-- start of Task inputs --

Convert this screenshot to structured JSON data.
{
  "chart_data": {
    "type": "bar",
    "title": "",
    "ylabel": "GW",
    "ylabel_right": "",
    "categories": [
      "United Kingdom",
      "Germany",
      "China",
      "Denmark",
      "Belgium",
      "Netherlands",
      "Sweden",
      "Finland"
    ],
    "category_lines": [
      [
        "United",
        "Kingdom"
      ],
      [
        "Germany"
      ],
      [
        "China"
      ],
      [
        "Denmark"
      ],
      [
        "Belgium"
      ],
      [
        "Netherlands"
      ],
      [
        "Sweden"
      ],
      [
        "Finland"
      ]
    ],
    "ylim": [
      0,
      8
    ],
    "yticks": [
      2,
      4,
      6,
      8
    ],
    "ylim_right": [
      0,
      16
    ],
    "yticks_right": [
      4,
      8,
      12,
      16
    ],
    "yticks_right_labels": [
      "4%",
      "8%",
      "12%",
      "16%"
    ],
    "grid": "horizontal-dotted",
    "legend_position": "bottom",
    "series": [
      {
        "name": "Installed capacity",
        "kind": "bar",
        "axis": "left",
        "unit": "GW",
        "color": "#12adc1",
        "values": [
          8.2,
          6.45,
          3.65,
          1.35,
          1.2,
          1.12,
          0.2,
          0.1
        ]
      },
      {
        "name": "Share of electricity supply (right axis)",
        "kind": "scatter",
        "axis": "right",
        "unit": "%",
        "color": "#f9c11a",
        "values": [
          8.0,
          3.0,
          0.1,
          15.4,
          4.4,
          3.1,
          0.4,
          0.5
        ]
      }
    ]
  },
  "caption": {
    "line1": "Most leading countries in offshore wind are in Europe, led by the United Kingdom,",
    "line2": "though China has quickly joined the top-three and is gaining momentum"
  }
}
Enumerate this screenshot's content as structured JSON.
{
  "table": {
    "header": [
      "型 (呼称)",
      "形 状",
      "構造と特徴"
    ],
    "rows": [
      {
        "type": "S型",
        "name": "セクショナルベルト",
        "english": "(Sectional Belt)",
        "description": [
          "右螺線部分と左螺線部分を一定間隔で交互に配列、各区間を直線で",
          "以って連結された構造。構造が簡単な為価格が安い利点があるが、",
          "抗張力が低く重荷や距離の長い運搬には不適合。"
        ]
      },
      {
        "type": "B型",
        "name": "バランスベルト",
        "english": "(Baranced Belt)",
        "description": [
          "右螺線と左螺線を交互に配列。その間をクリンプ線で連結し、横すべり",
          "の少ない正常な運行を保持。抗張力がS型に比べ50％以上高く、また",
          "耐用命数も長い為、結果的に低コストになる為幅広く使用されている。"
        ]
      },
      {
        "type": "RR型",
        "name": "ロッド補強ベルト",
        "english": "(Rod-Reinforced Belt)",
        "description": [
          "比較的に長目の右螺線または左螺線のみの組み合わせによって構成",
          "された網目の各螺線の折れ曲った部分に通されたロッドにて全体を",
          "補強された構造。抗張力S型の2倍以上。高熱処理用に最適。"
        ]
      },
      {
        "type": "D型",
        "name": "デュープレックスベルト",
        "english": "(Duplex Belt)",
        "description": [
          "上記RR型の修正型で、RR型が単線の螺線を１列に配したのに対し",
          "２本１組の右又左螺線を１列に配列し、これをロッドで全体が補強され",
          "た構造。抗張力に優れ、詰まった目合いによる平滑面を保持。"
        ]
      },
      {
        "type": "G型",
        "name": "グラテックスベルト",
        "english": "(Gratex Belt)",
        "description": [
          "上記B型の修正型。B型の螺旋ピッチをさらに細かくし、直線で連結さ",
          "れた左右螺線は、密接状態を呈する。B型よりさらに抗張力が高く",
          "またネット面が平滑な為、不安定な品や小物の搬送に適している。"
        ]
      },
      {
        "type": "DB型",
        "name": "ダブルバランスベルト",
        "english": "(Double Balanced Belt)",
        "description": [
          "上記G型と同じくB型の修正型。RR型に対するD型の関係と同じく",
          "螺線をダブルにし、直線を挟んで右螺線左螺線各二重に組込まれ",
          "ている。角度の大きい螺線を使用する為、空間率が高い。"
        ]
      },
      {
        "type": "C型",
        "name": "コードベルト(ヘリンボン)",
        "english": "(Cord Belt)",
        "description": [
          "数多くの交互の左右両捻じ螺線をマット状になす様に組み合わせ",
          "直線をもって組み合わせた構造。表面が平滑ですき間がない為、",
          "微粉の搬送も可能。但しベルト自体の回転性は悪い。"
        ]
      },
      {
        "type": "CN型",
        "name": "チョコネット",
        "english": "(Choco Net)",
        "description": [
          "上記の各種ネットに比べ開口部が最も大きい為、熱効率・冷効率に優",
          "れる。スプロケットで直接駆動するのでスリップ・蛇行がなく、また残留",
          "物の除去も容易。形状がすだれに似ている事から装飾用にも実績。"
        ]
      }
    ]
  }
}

-- end of Task inputs --

__Goal of the exercise__: Give all the records again. Match them exactly.

__Task output__:
Convert this screenshot to structured JSON data.
{
  "chart_data": {
    "type": "bar",
    "title": "",
    "ylabel": "GW",
    "ylabel_right": "",
    "categories": [
      "United Kingdom",
      "Germany",
      "China",
      "Denmark",
      "Belgium",
      "Netherlands",
      "Sweden",
      "Finland"
    ],
    "category_lines": [
      [
        "United",
        "Kingdom"
      ],
      [
        "Germany"
      ],
      [
        "China"
      ],
      [
        "Denmark"
      ],
      [
        "Belgium"
      ],
      [
        "Netherlands"
      ],
      [
        "Sweden"
      ],
      [
        "Finland"
      ]
    ],
    "ylim": [
      0,
      8
    ],
    "yticks": [
      2,
      4,
      6,
      8
    ],
    "ylim_right": [
      0,
      16
    ],
    "yticks_right": [
      4,
      8,
      12,
      16
    ],
    "yticks_right_labels": [
      "4%",
      "8%",
      "12%",
      "16%"
    ],
    "grid": "horizontal-dotted",
    "legend_position": "bottom",
    "series": [
      {
        "name": "Installed capacity",
        "kind": "bar",
        "axis": "left",
        "unit": "GW",
        "color": "#12adc1",
        "values": [
          8.2,
          6.45,
          3.65,
          1.35,
          1.2,
          1.12,
          0.2,
          0.1
        ]
      },
      {
        "name": "Share of electricity supply (right axis)",
        "kind": "scatter",
        "axis": "right",
        "unit": "%",
        "color": "#f9c11a",
        "values": [
          8.0,
          3.0,
          0.1,
          15.4,
          4.4,
          3.1,
          0.4,
          0.5
        ]
      }
    ]
  },
  "caption": {
    "line1": "Most leading countries in offshore wind are in Europe, led by the United Kingdom,",
    "line2": "though China has quickly joined the top-three and is gaining momentum"
  }
}
Enumerate this screenshot's content as structured JSON.
{
  "table": {
    "header": [
      "型 (呼称)",
      "形 状",
      "構造と特徴"
    ],
    "rows": [
      {
        "type": "S型",
        "name": "セクショナルベルト",
        "english": "(Sectional Belt)",
        "description": [
          "右螺線部分と左螺線部分を一定間隔で交互に配列、各区間を直線で",
          "以って連結された構造。構造が簡単な為価格が安い利点があるが、",
          "抗張力が低く重荷や距離の長い運搬には不適合。"
        ]
      },
      {
        "type": "B型",
        "name": "バランスベルト",
        "english": "(Baranced Belt)",
        "description": [
          "右螺線と左螺線を交互に配列。その間をクリンプ線で連結し、横すべり",
          "の少ない正常な運行を保持。抗張力がS型に比べ50％以上高く、また",
          "耐用命数も長い為、結果的に低コストになる為幅広く使用されている。"
        ]
      },
      {
        "type": "RR型",
        "name": "ロッド補強ベルト",
        "english": "(Rod-Reinforced Belt)",
        "description": [
          "比較的に長目の右螺線または左螺線のみの組み合わせによって構成",
          "された網目の各螺線の折れ曲った部分に通されたロッドにて全体を",
          "補強された構造。抗張力S型の2倍以上。高熱処理用に最適。"
        ]
      },
      {
        "type": "D型",
        "name": "デュープレックスベルト",
        "english": "(Duplex Belt)",
        "description": [
          "上記RR型の修正型で、RR型が単線の螺線を１列に配したのに対し",
          "２本１組の右又左螺線を１列に配列し、これをロッドで全体が補強され",
          "た構造。抗張力に優れ、詰まった目合いによる平滑面を保持。"
        ]
      },
      {
        "type": "G型",
        "name": "グラテックスベルト",
        "english": "(Gratex Belt)",
        "description": [
          "上記B型の修正型。B型の螺旋ピッチをさらに細かくし、直線で連結さ",
          "れた左右螺線は、密接状態を呈する。B型よりさらに抗張力が高く",
          "またネット面が平滑な為、不安定な品や小物の搬送に適している。"
        ]
      },
      {
        "type": "DB型",
        "name": "ダブルバランスベルト",
        "english": "(Double Balanced Belt)",
        "description": [
          "上記G型と同じくB型の修正型。RR型に対するD型の関係と同じく",
          "螺線をダブルにし、直線を挟んで右螺線左螺線各二重に組込まれ",
          "ている。角度の大きい螺線を使用する為、空間率が高い。"
        ]
      },
      {
        "type": "C型",
        "name": "コードベルト(ヘリンボン)",
        "english": "(Cord Belt)",
        "description": [
          "数多くの交互の左右両捻じ螺線をマット状になす様に組み合わせ",
          "直線をもって組み合わせた構造。表面が平滑ですき間がない為、",
          "微粉の搬送も可能。但しベルト自体の回転性は悪い。"
        ]
      },
      {
        "type": "CN型",
        "name": "チョコネット",
        "english": "(Choco Net)",
        "description": [
          "上記の各種ネットに比べ開口部が最も大きい為、熱効率・冷効率に優",
          "れる。スプロケットで直接駆動するのでスリップ・蛇行がなく、また残留",
          "物の除去も容易。形状がすだれに似ている事から装飾用にも実績。"
        ]
      }
    ]
  }
}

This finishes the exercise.